*SELECTED PASSAGE:*
---*---

Detection of High Levels of Pyrrolizidine-N-oxides in the Endangered Plant Cryptantha crassipes (Terlingua Creek Cat's-eye) Using HPLC-ESI-MS
ABSTRACT A previous investigation of pyrrolizidine alkaloids produced by nine species of Cryptantha identified at least two chemotypes within the genus. Other research has postulated that pyrrolizidine-N-oxide concentrations increase as the growing conditions become harsher, particularly with respect to water availability. Cryptantha crassipes is an endangered plant with a very limited distribution range within a dry, harsh Texan ecosystem.
To determine the pyrrolizidine alkaloid (and their N-oxides) profile and concentrations in Cryptantha crassipes.
Methanolic extracts of Cryptantha crassipes were partitioned into dilute sulphuric acid and the alkaloids concentrated using strong cation exchange, solid-phase extraction columns. Extracts were analysed using reversed-phase high-pressure liquid chromatography coupled to electrospray ionisation ion trap mass spectrometry.

---*---

*MATERIAL SHOWN:*
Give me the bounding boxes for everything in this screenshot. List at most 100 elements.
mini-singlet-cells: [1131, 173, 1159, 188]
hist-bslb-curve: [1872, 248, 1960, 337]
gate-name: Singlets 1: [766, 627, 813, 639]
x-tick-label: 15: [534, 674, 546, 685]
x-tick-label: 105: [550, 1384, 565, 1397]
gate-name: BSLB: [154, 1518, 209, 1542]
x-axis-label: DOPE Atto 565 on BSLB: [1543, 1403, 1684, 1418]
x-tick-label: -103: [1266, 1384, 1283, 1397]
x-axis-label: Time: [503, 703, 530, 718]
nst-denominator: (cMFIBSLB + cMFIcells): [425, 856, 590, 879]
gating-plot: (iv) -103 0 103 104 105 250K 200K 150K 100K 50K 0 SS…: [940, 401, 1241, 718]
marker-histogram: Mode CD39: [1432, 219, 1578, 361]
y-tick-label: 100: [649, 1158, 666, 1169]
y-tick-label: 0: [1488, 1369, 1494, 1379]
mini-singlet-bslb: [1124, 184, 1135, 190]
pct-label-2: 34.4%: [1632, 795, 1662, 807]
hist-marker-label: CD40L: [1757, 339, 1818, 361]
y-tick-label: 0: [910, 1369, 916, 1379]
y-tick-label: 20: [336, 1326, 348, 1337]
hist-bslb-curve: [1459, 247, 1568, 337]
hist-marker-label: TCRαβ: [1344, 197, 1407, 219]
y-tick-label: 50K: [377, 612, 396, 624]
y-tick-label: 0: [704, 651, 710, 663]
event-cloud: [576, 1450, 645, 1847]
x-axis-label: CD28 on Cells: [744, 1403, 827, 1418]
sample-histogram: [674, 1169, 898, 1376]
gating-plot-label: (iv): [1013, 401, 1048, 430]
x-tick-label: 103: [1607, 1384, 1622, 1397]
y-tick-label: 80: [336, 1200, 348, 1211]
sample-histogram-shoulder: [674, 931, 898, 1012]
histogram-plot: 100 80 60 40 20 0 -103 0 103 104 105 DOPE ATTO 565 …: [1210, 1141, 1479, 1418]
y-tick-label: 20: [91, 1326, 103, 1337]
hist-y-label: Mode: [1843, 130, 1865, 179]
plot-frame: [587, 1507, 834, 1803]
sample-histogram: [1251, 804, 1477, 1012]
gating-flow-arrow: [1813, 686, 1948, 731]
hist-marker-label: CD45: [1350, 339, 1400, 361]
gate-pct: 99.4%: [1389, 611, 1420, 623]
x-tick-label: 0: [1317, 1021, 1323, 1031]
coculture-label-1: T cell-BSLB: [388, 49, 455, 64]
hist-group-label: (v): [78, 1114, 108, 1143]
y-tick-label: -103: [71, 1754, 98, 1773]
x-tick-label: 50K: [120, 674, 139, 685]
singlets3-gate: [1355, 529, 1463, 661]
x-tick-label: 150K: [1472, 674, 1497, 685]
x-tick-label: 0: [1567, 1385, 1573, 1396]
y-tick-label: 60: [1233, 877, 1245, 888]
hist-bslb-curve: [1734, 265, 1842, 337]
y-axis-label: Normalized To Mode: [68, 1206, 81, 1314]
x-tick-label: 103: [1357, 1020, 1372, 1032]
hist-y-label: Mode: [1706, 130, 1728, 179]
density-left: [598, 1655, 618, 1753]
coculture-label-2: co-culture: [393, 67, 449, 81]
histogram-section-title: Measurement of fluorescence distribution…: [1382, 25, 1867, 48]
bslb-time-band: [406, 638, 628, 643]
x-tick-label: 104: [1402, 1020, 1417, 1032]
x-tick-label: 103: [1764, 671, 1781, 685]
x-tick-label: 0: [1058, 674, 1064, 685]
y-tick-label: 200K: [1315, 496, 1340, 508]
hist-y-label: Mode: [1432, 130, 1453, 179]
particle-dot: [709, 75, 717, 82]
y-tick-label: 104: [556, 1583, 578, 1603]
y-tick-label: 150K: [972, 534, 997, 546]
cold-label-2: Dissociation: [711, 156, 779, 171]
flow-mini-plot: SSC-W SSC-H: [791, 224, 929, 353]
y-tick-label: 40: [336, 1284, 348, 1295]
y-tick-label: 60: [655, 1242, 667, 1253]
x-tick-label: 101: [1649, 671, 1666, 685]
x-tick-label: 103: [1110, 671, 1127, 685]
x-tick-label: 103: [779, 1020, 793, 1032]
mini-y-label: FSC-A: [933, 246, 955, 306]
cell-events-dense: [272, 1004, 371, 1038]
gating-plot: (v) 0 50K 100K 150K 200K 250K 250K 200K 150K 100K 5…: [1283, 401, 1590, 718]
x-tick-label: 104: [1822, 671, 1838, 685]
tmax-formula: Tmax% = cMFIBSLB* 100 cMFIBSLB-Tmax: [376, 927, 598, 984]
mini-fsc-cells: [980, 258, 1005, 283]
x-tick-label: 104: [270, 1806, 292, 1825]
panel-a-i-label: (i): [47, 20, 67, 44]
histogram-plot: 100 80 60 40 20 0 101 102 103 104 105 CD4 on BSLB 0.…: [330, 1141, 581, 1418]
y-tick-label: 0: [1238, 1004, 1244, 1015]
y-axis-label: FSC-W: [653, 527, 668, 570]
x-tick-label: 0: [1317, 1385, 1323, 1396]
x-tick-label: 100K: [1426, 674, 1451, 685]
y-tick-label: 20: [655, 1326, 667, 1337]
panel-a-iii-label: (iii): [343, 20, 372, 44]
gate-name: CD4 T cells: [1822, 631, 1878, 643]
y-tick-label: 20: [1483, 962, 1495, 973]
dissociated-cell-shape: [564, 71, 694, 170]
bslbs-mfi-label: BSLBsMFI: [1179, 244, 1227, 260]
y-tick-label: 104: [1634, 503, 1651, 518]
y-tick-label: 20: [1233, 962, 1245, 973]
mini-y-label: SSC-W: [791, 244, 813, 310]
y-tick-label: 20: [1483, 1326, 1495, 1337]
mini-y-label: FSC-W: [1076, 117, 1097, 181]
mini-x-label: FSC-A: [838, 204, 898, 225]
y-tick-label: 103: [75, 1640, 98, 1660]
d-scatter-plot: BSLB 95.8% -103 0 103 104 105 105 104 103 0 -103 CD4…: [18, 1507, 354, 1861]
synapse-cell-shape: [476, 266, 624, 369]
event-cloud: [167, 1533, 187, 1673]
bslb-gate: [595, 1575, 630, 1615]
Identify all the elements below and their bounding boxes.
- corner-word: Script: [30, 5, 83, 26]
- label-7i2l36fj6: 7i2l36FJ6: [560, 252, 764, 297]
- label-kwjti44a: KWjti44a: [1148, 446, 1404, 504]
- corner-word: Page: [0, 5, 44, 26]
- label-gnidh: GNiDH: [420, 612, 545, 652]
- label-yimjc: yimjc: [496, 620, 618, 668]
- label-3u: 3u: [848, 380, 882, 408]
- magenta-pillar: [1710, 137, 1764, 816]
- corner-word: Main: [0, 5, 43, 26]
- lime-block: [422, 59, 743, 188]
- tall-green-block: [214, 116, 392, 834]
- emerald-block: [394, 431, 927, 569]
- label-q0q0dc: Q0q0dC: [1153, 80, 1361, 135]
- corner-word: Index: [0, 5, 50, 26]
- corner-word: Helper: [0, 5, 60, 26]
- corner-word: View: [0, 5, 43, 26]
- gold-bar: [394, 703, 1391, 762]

---*---

*TASKS TO CARRY OUT:*
1. Repeat the Cryptantha crassipes abstract word for word from "Detection of High" to "in Cryptantha crassipes.".
2. In the Cryptantha crassipes abstract, how many species of Cryptantha did the previous investigation of pyrrolizidine alkaloids cover?
3. Pick up the Cryptantha crassipes abstract where it stops and write its continuation.
The listing is separate material, unrelated to the Cryptantha crassipes abstract.

*ANSWERS PER TASK:*
1.
Detection of High Levels of Pyrrolizidine-N-oxides in the Endangered Plant Cryptantha crassipes (Terlingua Creek Cat's-eye) Using HPLC-ESI-MS
ABSTRACT A previous investigation of pyrrolizidine alkaloids produced by nine species of Cryptantha identified at least two chemotypes within the genus. Other research has postulated that pyrrolizidine-N-oxide concentrations increase as the growing conditions become harsher, particularly with respect to water availability. Cryptantha crassipes is an endangered plant with a very limited distribution range within a dry, harsh Texan ecosystem.
To determine the pyrrolizidine alkaloid (and their N-oxides) profile and concentrations in Cryptantha crassipes.

2. Nine species.

3.
The N-oxides of lycopsamine and intermedine were the major pyrrolizidine alkaloids detected in Cryptantha crassipes. Smaller to trace amounts of other pyrrolizidine alkaloids observed were: the 7- and 3'-acetylated derivatives and the 1,2-dihydro analogs of lycopsamine-N-oxide and/or intermedine-N-oxide; a pair of unidentified N-oxides, isobaric with lycopsamine-N-oxide; and the N-oxides of leptanthine, echimiplatine, amabiline, echiumine and dihydroechiumine. Only trace amounts, if any, of the parent free base pyrrolizidine alkaloids were detected. The concentration of pyrrolizidine alkaloids was estimated to be 3-5% of the dry weight of milled leaves, or 10-50 times the levels previously reported for similar chemotypes.
The high levels of the N-oxides of lycopsamine and intermedine establish the genus chemotype of the endangered Cryptantha crassipes and support earlier data linking high levels of N-oxides to dry, harsh growing conditions.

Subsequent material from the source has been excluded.